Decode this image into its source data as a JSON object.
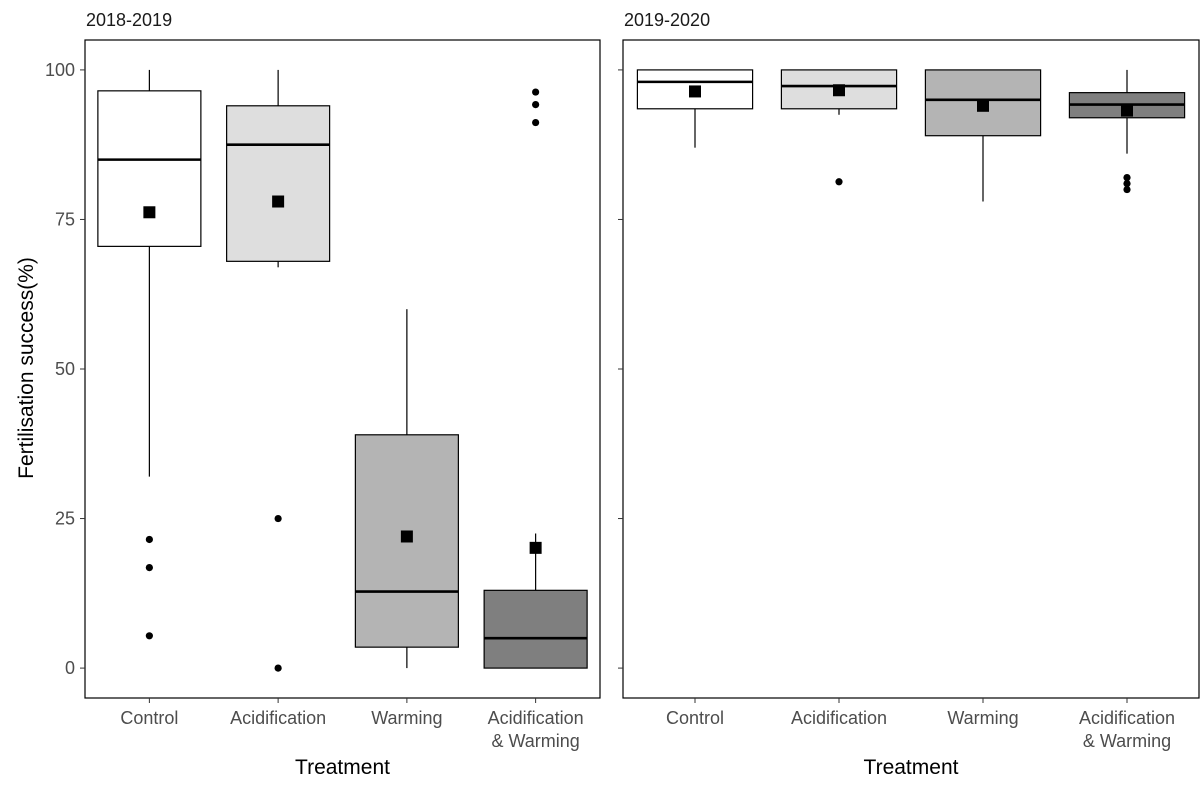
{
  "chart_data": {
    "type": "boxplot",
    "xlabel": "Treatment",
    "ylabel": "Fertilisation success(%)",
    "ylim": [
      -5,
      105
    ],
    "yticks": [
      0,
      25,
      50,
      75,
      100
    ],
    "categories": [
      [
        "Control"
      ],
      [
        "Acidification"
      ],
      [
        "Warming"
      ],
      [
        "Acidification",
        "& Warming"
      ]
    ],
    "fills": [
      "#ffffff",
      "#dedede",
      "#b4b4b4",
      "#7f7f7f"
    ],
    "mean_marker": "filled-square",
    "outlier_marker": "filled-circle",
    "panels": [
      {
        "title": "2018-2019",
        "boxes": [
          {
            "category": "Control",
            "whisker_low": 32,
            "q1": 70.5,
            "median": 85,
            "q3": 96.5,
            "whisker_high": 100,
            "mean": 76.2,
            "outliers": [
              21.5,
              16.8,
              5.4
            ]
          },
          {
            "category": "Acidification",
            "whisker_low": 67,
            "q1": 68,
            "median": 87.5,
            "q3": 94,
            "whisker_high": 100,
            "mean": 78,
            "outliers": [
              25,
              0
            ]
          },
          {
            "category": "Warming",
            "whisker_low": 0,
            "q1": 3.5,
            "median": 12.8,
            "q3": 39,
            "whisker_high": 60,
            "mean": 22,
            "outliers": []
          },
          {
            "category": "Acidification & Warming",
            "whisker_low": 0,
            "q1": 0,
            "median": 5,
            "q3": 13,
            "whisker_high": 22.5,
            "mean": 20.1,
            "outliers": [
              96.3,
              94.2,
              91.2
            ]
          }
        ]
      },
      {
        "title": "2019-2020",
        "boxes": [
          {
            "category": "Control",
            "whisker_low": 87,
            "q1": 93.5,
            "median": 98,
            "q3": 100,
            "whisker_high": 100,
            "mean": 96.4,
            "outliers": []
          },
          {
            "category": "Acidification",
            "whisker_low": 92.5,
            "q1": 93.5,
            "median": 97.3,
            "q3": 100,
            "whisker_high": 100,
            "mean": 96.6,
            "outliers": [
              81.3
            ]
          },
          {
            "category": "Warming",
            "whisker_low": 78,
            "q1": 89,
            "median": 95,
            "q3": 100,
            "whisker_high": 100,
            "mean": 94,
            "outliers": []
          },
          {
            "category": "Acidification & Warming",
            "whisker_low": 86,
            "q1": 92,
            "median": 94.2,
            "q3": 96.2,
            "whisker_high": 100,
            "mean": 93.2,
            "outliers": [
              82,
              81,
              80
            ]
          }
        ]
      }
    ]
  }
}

===

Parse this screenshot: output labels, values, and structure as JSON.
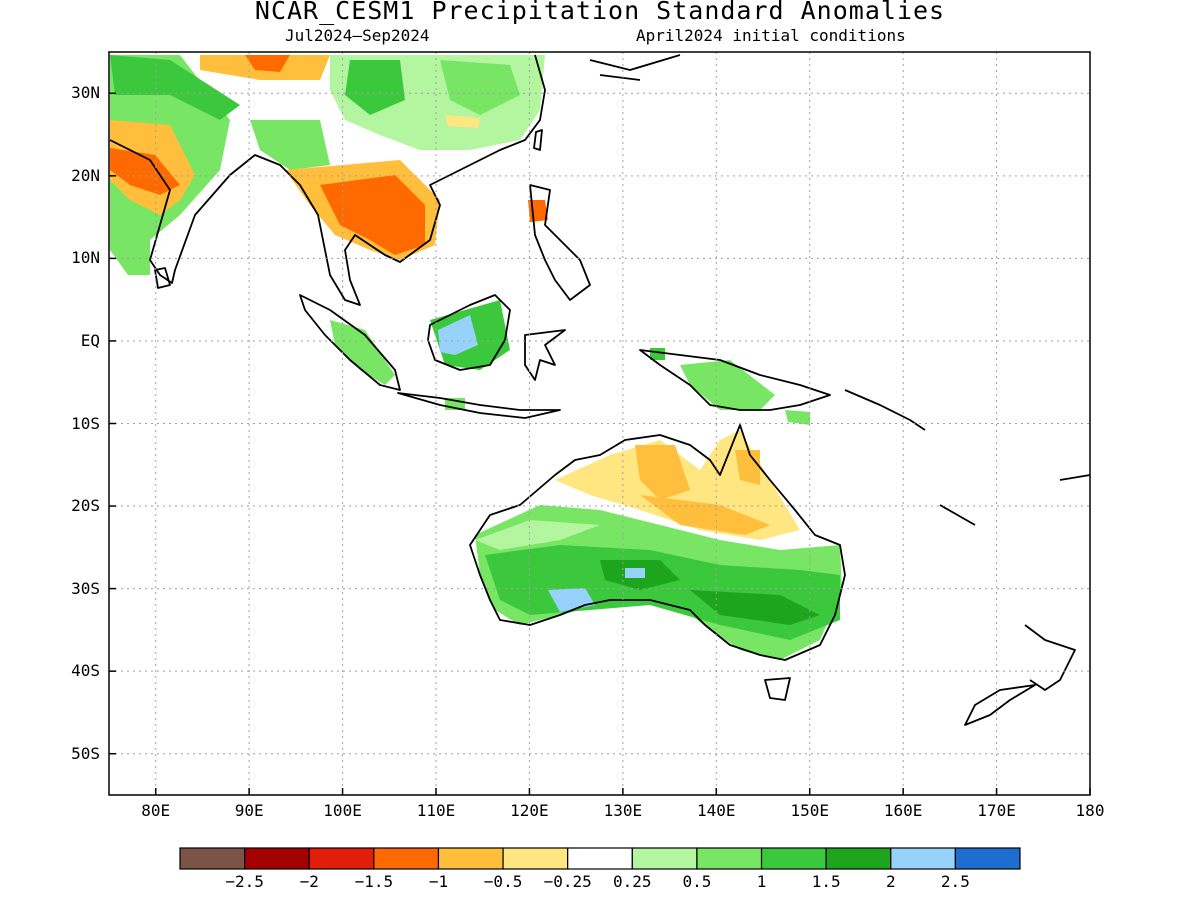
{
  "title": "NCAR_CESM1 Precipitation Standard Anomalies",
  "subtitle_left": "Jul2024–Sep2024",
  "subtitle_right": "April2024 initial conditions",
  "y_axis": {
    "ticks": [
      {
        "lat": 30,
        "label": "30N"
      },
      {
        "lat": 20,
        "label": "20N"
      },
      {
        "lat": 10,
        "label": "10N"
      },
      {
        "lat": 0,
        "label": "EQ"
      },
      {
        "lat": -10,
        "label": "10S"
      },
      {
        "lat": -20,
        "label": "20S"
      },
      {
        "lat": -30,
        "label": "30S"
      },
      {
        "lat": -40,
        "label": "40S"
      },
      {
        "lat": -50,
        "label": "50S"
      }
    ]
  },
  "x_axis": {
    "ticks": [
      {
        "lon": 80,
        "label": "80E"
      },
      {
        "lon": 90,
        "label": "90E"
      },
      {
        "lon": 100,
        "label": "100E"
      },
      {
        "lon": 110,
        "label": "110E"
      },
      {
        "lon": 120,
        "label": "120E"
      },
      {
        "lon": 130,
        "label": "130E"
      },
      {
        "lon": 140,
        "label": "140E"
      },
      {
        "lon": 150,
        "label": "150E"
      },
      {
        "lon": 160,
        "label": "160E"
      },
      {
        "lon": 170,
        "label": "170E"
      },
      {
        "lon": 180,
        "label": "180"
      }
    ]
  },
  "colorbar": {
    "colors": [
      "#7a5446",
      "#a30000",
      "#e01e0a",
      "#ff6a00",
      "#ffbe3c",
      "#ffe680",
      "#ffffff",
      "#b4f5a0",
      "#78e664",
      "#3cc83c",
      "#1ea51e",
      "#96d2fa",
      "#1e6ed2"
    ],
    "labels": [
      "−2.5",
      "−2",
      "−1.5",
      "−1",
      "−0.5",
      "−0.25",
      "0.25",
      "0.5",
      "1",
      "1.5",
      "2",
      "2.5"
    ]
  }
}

===

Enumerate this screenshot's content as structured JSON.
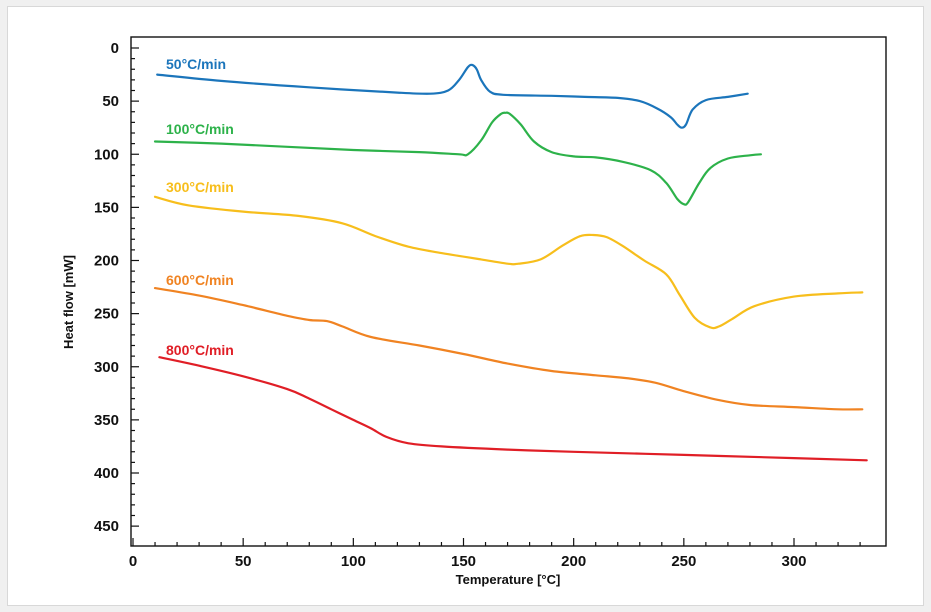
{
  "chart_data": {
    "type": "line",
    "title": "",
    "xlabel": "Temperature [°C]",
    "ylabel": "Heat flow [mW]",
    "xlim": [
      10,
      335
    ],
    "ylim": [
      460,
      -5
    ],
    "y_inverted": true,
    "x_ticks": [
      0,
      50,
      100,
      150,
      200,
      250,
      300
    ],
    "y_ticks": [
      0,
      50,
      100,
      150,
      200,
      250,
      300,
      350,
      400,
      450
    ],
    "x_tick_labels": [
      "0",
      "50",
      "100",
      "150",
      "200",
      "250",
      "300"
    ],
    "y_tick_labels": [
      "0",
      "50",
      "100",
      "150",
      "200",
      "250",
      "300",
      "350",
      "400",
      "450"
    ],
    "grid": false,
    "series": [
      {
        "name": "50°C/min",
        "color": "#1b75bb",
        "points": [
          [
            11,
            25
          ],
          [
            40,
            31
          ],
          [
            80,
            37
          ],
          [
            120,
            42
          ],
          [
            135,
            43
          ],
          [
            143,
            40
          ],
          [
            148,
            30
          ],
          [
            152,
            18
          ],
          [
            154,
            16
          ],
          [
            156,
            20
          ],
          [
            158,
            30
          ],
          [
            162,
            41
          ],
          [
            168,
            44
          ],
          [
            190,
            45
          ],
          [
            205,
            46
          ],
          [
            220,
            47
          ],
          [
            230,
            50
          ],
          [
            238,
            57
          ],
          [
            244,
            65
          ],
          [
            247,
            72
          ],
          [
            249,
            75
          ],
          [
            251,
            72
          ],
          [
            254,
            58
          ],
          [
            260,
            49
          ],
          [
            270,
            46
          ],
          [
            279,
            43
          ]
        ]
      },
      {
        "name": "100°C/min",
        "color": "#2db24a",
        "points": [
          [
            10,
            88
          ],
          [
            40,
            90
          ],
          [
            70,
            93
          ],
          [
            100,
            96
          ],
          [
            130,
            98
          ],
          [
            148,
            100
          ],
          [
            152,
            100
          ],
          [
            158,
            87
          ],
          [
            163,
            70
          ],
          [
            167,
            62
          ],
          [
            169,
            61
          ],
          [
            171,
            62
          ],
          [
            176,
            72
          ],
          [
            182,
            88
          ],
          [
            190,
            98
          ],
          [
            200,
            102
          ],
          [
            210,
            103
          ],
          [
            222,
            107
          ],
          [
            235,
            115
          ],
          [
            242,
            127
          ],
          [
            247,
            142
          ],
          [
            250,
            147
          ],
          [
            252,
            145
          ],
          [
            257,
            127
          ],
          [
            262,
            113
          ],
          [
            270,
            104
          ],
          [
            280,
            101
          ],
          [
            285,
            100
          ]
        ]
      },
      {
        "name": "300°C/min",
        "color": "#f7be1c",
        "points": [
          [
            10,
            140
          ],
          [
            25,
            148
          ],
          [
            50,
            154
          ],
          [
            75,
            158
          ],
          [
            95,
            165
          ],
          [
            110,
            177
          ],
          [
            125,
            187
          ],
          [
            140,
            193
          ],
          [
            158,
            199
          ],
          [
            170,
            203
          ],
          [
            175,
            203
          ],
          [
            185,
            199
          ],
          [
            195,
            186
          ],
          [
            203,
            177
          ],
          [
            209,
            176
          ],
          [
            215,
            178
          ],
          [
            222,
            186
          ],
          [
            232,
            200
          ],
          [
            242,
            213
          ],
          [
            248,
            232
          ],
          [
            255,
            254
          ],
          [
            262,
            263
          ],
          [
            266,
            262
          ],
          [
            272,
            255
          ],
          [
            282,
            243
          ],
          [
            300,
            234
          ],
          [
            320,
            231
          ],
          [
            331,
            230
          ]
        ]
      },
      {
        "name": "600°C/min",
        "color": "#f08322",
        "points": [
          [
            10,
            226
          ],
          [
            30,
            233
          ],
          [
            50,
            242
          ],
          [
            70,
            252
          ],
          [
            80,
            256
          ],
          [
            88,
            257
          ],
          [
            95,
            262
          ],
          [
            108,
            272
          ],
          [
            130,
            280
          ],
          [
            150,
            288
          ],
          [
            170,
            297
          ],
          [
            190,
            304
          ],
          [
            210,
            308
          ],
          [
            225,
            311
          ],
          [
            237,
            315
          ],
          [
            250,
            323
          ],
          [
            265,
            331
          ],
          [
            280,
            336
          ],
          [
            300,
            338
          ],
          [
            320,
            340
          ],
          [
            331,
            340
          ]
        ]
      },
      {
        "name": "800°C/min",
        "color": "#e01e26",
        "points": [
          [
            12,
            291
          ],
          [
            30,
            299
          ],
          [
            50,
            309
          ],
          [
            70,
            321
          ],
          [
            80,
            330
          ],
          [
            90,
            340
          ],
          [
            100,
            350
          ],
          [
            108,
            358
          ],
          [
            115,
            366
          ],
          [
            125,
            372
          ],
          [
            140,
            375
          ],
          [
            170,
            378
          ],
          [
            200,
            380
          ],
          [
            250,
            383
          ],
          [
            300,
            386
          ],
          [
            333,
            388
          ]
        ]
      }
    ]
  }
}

===

Copy out the lines that hold "filled".

    "mean_marker": "filled-square",
    "outlier_marker": "filled-circle",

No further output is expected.